[Start Data excerpts]

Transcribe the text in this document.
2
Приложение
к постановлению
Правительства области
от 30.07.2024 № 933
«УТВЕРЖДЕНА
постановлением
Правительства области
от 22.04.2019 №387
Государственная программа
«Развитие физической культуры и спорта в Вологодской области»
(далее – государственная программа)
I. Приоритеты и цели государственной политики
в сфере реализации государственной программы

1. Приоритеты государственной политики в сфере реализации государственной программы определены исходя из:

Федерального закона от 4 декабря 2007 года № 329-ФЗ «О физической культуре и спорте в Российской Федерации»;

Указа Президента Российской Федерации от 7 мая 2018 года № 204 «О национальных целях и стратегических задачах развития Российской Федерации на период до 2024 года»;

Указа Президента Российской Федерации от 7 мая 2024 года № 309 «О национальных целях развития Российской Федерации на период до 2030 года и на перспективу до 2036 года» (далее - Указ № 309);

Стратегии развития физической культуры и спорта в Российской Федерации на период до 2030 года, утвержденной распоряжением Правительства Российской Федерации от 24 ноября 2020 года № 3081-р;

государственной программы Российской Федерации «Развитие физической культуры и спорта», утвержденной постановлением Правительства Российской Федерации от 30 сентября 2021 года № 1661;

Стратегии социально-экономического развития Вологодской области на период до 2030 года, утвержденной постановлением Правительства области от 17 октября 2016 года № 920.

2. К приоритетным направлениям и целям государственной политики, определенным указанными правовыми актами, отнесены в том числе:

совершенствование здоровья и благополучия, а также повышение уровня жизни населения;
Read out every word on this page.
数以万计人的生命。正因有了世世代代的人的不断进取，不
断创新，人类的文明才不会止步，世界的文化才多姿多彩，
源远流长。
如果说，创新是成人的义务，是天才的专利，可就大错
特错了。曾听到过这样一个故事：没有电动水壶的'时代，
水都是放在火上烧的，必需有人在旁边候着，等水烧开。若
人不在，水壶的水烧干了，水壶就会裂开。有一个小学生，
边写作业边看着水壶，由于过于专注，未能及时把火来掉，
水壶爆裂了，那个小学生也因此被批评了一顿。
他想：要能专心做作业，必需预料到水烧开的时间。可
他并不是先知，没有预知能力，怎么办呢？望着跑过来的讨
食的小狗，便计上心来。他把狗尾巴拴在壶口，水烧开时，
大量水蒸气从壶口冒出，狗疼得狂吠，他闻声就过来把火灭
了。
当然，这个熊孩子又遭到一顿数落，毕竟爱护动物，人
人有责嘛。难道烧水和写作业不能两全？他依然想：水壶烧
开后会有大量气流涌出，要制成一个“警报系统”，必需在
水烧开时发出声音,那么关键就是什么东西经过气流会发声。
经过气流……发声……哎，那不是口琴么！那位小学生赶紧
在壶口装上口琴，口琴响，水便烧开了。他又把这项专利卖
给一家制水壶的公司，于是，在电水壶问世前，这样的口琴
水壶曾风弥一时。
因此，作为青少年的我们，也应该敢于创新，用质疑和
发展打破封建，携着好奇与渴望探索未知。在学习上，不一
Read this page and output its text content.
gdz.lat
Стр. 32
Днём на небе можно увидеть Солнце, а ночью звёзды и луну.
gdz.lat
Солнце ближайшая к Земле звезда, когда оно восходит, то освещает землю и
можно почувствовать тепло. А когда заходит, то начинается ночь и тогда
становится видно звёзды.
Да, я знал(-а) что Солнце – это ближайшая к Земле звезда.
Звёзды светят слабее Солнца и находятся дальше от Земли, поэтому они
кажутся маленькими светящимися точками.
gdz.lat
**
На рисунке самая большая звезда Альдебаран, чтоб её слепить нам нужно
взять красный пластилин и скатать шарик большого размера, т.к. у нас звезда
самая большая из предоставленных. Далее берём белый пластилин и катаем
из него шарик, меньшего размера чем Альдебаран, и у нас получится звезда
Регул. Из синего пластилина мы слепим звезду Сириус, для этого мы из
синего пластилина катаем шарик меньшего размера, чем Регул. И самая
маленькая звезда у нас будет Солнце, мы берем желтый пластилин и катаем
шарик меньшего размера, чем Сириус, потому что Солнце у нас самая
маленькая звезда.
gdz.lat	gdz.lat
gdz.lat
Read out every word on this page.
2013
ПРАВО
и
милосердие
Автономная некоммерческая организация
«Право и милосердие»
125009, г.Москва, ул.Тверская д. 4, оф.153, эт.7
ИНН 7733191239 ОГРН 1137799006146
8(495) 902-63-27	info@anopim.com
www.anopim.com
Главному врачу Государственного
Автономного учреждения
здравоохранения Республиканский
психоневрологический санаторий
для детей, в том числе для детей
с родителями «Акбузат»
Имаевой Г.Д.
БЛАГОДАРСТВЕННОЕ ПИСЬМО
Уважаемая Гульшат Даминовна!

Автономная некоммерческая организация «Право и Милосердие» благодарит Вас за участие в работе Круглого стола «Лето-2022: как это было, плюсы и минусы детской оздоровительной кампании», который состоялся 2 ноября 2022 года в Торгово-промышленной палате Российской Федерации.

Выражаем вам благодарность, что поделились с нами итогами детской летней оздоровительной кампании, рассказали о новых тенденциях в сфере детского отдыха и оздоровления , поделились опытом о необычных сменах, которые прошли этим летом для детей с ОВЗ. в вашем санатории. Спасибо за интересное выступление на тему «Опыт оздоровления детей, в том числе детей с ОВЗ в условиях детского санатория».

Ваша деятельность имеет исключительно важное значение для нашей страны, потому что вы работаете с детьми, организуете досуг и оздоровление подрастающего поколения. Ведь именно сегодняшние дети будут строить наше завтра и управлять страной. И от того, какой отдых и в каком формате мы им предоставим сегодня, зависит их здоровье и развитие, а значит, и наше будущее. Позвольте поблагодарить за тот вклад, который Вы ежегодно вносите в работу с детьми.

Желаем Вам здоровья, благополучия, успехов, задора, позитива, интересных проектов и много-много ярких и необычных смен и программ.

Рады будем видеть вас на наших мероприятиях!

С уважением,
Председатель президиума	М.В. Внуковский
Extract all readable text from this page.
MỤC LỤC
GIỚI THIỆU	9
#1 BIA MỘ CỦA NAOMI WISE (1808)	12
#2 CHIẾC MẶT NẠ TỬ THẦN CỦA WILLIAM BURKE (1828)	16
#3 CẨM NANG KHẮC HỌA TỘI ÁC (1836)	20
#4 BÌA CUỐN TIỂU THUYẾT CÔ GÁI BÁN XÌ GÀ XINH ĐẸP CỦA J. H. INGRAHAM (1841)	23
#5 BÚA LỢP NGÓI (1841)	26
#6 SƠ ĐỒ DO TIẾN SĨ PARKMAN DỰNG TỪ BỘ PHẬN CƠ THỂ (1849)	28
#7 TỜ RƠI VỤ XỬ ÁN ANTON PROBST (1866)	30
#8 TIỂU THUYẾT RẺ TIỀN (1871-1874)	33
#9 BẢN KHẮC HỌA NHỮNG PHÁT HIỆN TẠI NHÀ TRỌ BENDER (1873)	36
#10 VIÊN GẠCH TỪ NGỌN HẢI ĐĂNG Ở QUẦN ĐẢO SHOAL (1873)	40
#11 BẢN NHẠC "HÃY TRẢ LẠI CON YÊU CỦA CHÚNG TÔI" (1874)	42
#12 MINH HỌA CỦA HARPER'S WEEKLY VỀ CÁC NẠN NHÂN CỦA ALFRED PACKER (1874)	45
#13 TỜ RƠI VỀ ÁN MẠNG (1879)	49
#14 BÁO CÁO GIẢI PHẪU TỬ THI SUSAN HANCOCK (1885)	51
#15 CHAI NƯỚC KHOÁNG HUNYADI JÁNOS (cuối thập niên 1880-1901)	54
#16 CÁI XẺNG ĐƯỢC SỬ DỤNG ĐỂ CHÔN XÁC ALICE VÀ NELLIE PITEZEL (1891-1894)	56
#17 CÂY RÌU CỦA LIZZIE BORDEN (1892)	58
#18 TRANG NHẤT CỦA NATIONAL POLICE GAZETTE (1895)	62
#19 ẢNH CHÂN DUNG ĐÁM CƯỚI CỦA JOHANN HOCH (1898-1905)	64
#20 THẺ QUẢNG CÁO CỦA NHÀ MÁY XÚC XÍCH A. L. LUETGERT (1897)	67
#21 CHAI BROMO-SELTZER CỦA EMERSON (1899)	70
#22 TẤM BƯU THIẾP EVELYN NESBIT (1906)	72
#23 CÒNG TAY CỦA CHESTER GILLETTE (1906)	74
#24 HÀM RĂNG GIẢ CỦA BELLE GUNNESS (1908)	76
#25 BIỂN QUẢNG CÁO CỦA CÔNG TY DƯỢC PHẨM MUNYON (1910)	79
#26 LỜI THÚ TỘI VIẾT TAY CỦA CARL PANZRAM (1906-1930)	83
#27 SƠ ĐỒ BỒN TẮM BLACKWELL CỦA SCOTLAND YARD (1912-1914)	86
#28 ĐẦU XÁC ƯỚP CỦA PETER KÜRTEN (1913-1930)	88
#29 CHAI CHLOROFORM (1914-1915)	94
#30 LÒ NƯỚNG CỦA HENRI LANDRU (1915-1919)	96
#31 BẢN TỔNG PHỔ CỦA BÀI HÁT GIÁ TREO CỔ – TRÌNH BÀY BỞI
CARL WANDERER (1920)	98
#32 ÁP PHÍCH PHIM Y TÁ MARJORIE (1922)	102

[End Data excerpts]

- _Directions_: Take each line of the material that contains the word "Приоритеты" and list it.

- _Task response_:
I. Приоритеты и цели государственной политики
1. Приоритеты государственной политики в сфере реализации государственной программы определены исходя из:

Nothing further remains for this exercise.